→ **Task directions**: In the rows from the first one through the line containing "bottom-safe-area — [0, 2455, 1179, 2556]", substitute "Max" for "Maximum" and write out only those lines with nothing else changed.
▽
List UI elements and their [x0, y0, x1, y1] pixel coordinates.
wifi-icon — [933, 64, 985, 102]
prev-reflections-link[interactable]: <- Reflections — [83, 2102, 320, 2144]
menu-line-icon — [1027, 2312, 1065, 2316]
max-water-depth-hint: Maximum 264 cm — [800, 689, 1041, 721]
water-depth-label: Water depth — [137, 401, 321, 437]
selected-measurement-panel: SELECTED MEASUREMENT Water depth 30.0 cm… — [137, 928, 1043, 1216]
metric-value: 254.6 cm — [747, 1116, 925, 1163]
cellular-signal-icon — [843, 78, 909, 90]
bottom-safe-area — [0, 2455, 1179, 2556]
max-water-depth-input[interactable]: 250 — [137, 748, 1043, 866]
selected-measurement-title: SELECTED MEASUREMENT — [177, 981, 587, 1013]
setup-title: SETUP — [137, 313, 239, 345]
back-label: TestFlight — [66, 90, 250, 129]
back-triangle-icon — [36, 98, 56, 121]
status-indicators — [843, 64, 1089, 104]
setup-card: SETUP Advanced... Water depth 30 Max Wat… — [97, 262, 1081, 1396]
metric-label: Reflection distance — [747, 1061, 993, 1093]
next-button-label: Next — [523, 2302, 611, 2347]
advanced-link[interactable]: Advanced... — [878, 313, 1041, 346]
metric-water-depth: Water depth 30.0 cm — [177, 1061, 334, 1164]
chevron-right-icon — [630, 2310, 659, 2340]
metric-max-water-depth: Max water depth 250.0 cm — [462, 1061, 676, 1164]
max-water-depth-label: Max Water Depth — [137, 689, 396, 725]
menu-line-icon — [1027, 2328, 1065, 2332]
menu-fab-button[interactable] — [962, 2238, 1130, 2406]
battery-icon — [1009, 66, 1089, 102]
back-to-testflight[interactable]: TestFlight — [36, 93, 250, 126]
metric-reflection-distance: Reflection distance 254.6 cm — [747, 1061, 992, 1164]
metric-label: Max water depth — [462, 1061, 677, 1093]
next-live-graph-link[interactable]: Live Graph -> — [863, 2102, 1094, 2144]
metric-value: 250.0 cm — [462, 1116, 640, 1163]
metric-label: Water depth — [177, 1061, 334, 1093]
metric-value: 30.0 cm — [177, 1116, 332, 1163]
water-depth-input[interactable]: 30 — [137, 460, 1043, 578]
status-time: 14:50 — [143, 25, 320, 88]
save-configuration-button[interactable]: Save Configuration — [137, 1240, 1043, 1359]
△
→ **Exercise response**:
List UI elements and their [x0, y0, x1, y1] pixel coordinates.
wifi-icon — [933, 64, 985, 102]
prev-reflections-link[interactable]: <- Reflections — [83, 2102, 320, 2144]
menu-line-icon — [1027, 2312, 1065, 2316]
max-water-depth-hint: Max 264 cm — [800, 689, 1041, 721]
water-depth-label: Water depth — [137, 401, 321, 437]
selected-measurement-panel: SELECTED MEASUREMENT Water depth 30.0 cm… — [137, 928, 1043, 1216]
metric-value: 254.6 cm — [747, 1116, 925, 1163]
cellular-signal-icon — [843, 78, 909, 90]
bottom-safe-area — [0, 2455, 1179, 2556]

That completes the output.